Copy out each line that mentions the word "this".

[Collected data entries]
____________
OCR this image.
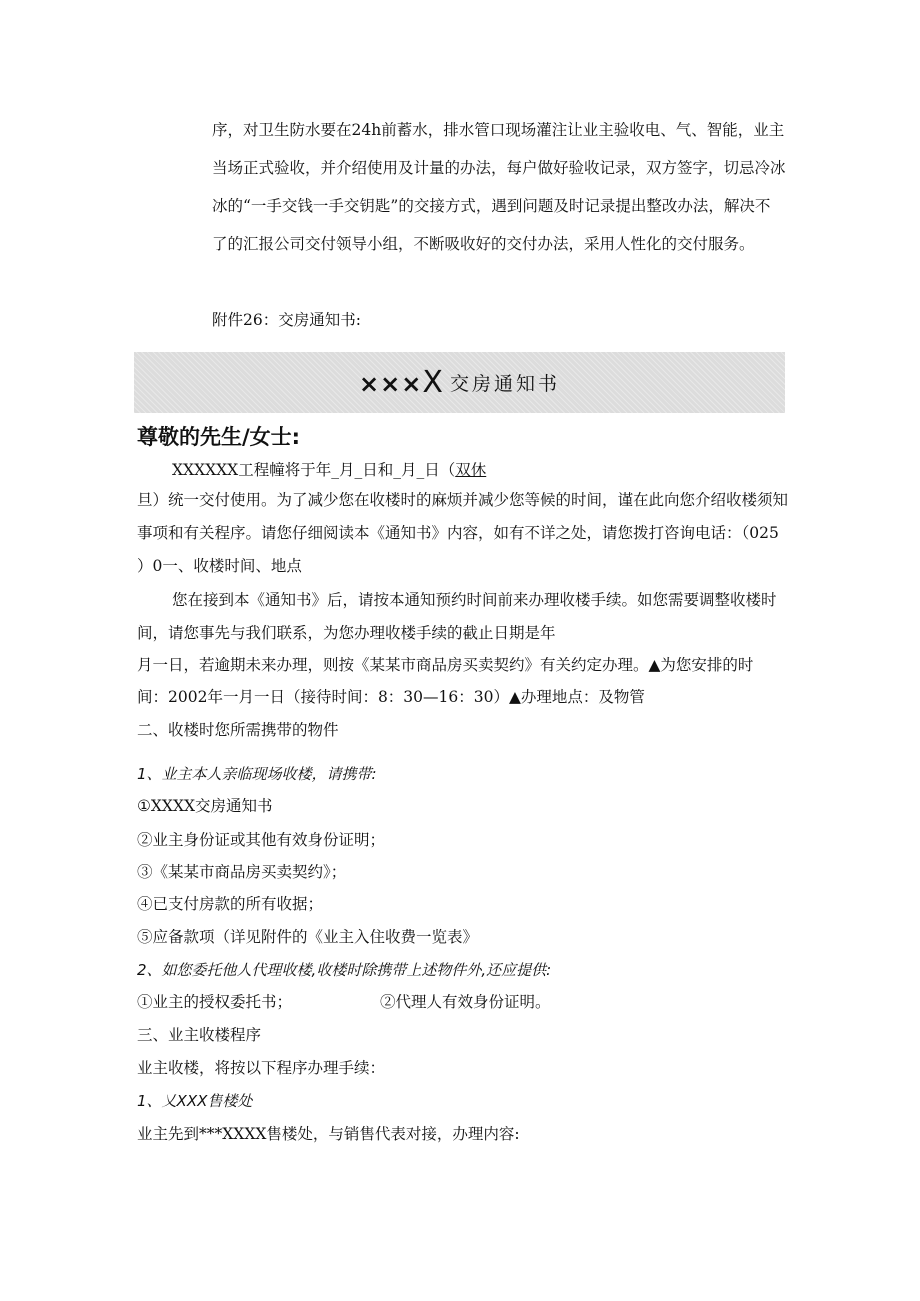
序，对卫生防水要在24h前蓄水，排水管口现场灌注让业主验收电、气、智能，业主
当场正式验收，并介绍使用及计量的办法，每户做好验收记录，双方签字，切忌冷冰
冰的“一手交钱一手交钥匙”的交接方式，遇到问题及时记录提出整改办法，解决不
了的汇报公司交付领导小组，不断吸收好的交付办法，采用人性化的交付服务。
附件26：交房通知书:
×××X 交房通知书
尊敬的先生/女士:
XXXXXX工程幢将于年_月_日和_月_日（双休
旦）统一交付使用。为了减少您在收楼时的麻烦并减少您等候的时间，谨在此向您介绍收楼须知
事项和有关程序。请您仔细阅读本《通知书》内容，如有不详之处，请您拨打咨询电话：（025
）0一、收楼时间、地点
您在接到本《通知书》后，请按本通知预约时间前来办理收楼手续。如您需要调整收楼时
间，请您事先与我们联系，为您办理收楼手续的截止日期是年
月一日，若逾期未来办理，则按《某某市商品房买卖契约》有关约定办理。▲为您安排的时
间：2002年一月一日（接待时间：8：30—16：30）▲办理地点：及物管
二、收楼时您所需携带的物件
1、业主本人亲临现场收楼，请携带:
①XXXX交房通知书
②业主身份证或其他有效身份证明；
③《某某市商品房买卖契约》；
④已支付房款的所有收据；
⑤应备款项（详见附件的《业主入住收费一览表》
2、如您委托他人代理收楼,收楼时除携带上述物件外,还应提供:
①业主的授权委托书；	②代理人有效身份证明。
三、业主收楼程序
业主收楼，将按以下程序办理手续：
1、乂XXX售楼处
业主先到***XXXX售楼处，与销售代表对接，办理内容:
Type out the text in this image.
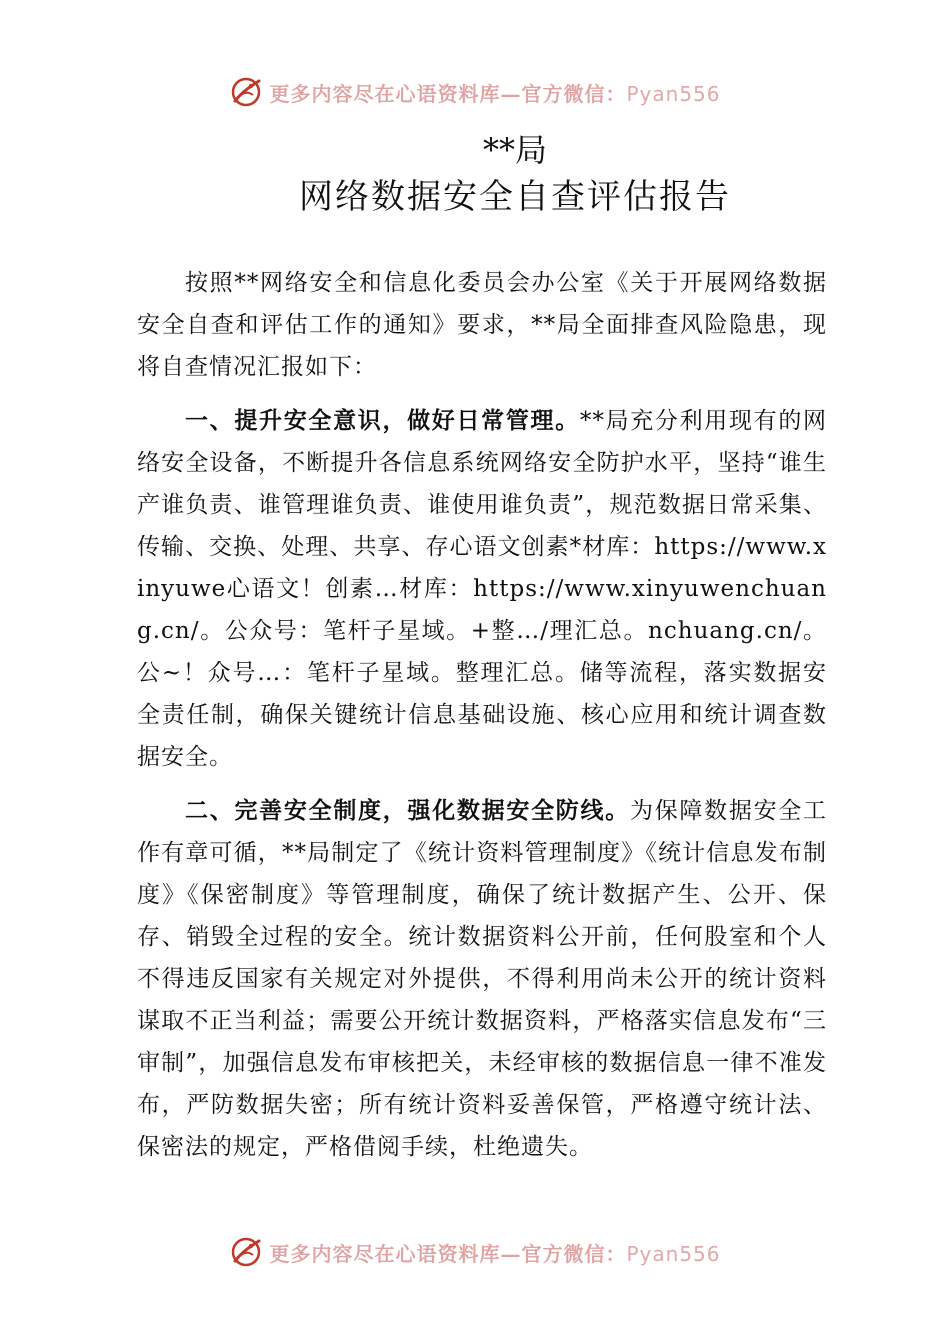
更多内容尽在心语资料库—官方微信：Pyan556
**局
网络数据安全自查评估报告

按照**网络安全和信息化委员会办公室《关于开展网络数据安全自查和评估工作的通知》要求，**局全面排查风险隐患，现将自查情况汇报如下：

一、提升安全意识，做好日常管理。**局充分利用现有的网络安全设备，不断提升各信息系统网络安全防护水平，坚持“谁生产谁负责、谁管理谁负责、谁使用谁负责”，规范数据日常采集、传输、交换、处理、共享、存心语文创素*材库：https://www.xinyuwe心语文！创素…材库：https://www.xinyuwenchuang.cn/。公众号：笔杆子星域。+整…/理汇总。nchuang.cn/。公~！众号…：笔杆子星域。整理汇总。储等流程，落实数据安全责任制，确保关键统计信息基础设施、核心应用和统计调查数据安全。

二、完善安全制度，强化数据安全防线。为保障数据安全工作有章可循，**局制定了《统计资料管理制度》《统计信息发布制度》《保密制度》等管理制度，确保了统计数据产生、公开、保存、销毁全过程的安全。统计数据资料公开前，任何股室和个人不得违反国家有关规定对外提供，不得利用尚未公开的统计资料谋取不正当利益；需要公开统计数据资料，严格落实信息发布“三审制”，加强信息发布审核把关，未经审核的数据信息一律不准发布，严防数据失密；所有统计资料妥善保管，严格遵守统计法、保密法的规定，严格借阅手续，杜绝遗失。

更多内容尽在心语资料库—官方微信：Pyan556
____________
_Exercise solution_.
OCR this image.
Type out the text in this image.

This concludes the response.